### WORK TO BE COMPLETED
Find every line containing the word "data" in the records below; report only how many there are.

==== INFORMATION SUPPLIED

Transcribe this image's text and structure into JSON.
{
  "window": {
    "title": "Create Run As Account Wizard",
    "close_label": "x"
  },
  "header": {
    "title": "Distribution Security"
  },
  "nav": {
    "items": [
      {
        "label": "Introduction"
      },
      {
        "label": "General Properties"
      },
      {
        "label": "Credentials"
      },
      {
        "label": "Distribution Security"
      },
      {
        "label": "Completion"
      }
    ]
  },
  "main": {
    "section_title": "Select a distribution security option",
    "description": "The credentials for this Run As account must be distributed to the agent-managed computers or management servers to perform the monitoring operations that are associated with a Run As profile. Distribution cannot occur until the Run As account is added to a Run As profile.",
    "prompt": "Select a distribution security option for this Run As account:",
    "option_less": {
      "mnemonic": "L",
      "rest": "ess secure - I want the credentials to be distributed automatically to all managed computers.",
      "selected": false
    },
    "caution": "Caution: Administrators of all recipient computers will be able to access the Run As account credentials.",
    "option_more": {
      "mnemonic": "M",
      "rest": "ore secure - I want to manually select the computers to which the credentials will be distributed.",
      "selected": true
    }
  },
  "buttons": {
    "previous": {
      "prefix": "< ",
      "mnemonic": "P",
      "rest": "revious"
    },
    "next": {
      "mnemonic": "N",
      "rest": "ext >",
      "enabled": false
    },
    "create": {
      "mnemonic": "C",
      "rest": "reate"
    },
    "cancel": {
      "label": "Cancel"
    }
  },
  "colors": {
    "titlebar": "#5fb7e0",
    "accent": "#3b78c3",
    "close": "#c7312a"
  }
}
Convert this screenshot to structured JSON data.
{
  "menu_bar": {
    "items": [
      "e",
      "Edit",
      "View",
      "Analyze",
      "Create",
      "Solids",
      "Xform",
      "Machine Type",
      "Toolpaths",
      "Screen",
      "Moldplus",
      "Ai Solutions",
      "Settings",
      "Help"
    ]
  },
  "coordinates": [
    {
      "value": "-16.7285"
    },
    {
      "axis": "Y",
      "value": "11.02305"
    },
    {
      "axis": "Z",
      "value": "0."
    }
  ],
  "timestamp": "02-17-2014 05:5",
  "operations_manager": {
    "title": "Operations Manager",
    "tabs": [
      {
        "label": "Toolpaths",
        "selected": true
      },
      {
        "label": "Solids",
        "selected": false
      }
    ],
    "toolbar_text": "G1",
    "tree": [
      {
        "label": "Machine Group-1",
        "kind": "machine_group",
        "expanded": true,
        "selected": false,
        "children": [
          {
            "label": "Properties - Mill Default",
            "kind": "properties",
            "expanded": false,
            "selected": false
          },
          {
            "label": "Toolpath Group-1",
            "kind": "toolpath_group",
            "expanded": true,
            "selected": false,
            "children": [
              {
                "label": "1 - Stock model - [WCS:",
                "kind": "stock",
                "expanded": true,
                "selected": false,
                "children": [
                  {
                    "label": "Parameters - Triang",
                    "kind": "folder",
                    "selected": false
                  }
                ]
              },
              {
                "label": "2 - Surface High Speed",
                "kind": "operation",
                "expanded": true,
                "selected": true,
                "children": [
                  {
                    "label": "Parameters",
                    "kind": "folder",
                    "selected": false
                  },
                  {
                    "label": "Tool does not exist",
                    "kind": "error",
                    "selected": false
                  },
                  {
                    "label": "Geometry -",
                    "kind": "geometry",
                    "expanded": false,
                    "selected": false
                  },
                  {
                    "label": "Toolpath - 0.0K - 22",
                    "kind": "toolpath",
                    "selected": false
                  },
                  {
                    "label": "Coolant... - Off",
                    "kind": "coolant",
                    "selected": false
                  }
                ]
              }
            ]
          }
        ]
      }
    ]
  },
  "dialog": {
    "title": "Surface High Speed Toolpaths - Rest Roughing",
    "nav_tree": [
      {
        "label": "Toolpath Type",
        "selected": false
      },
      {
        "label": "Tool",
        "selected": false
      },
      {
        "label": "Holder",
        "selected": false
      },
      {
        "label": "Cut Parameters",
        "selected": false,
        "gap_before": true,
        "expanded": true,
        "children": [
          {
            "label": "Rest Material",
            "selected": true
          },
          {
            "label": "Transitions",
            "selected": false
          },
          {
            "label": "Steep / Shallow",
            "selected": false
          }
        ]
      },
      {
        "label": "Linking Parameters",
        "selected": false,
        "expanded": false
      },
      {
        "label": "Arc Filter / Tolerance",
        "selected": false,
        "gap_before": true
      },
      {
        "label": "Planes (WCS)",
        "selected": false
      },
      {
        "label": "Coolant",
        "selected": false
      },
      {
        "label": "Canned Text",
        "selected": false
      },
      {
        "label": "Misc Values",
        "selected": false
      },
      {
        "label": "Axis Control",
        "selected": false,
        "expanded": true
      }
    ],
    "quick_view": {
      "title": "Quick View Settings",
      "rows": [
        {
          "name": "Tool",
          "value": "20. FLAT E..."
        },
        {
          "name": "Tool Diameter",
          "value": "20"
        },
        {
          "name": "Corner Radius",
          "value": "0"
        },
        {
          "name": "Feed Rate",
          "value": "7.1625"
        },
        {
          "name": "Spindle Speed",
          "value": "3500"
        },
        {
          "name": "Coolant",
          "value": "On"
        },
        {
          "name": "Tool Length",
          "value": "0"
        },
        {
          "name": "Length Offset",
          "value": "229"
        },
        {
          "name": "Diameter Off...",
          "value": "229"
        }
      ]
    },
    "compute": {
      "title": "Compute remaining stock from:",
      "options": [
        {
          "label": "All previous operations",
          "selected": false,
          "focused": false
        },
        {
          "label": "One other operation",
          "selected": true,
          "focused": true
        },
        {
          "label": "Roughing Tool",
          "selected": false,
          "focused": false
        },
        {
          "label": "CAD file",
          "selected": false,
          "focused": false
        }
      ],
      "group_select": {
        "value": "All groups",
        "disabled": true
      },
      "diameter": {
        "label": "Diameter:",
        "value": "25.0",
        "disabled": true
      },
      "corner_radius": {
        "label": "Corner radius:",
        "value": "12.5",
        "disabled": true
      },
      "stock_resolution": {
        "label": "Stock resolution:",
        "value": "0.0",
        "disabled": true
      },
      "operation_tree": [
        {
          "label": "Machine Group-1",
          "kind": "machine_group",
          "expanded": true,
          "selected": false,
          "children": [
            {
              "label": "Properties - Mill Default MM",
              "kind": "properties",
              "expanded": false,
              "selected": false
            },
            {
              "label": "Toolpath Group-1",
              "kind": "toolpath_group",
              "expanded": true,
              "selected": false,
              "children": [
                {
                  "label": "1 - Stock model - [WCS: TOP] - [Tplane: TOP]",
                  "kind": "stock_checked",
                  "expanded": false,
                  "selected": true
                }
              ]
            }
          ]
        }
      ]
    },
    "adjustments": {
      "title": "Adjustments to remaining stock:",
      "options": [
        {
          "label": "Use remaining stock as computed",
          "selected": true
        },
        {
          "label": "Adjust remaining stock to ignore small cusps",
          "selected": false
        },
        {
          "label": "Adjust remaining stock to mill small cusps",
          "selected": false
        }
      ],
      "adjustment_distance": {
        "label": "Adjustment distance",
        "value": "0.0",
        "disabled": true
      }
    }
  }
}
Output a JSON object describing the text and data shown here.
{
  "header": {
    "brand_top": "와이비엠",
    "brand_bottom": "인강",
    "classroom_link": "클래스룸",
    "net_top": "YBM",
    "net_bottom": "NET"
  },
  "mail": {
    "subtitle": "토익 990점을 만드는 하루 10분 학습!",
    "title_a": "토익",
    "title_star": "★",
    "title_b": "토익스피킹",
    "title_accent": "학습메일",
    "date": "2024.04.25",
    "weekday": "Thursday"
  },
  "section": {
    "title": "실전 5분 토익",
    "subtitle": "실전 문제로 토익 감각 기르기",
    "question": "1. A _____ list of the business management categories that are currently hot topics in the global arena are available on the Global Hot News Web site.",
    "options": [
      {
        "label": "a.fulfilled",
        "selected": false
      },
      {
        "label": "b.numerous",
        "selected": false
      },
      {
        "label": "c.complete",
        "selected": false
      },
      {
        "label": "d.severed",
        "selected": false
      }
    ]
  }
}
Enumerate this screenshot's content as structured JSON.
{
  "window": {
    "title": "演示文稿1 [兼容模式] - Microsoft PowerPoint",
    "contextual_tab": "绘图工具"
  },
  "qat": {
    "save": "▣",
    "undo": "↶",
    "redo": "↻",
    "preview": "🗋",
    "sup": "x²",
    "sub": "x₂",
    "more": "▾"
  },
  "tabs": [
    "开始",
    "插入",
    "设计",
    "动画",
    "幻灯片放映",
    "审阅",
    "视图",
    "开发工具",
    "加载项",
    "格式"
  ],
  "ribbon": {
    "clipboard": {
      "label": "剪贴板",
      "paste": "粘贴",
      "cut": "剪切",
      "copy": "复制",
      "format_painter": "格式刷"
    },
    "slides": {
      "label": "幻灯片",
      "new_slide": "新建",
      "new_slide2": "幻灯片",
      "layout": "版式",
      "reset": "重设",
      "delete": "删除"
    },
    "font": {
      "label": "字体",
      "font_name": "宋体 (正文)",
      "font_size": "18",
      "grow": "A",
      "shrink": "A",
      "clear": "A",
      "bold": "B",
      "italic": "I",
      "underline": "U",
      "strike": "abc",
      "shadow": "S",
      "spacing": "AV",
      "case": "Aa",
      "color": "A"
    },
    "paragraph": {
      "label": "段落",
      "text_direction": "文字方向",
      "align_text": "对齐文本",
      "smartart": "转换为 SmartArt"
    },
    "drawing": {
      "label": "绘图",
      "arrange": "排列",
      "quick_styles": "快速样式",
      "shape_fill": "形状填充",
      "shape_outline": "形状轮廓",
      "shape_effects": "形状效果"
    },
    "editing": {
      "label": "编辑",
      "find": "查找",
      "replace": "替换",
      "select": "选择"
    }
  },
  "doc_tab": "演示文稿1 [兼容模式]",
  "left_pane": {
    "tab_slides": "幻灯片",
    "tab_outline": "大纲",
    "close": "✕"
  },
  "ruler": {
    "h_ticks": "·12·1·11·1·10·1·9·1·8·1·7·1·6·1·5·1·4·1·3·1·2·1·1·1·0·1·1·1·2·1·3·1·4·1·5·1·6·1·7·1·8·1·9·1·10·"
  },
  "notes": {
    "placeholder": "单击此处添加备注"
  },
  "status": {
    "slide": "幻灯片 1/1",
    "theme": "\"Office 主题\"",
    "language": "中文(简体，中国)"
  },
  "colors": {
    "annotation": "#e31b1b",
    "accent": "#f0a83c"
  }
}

========

### OUTPUT BELOW
2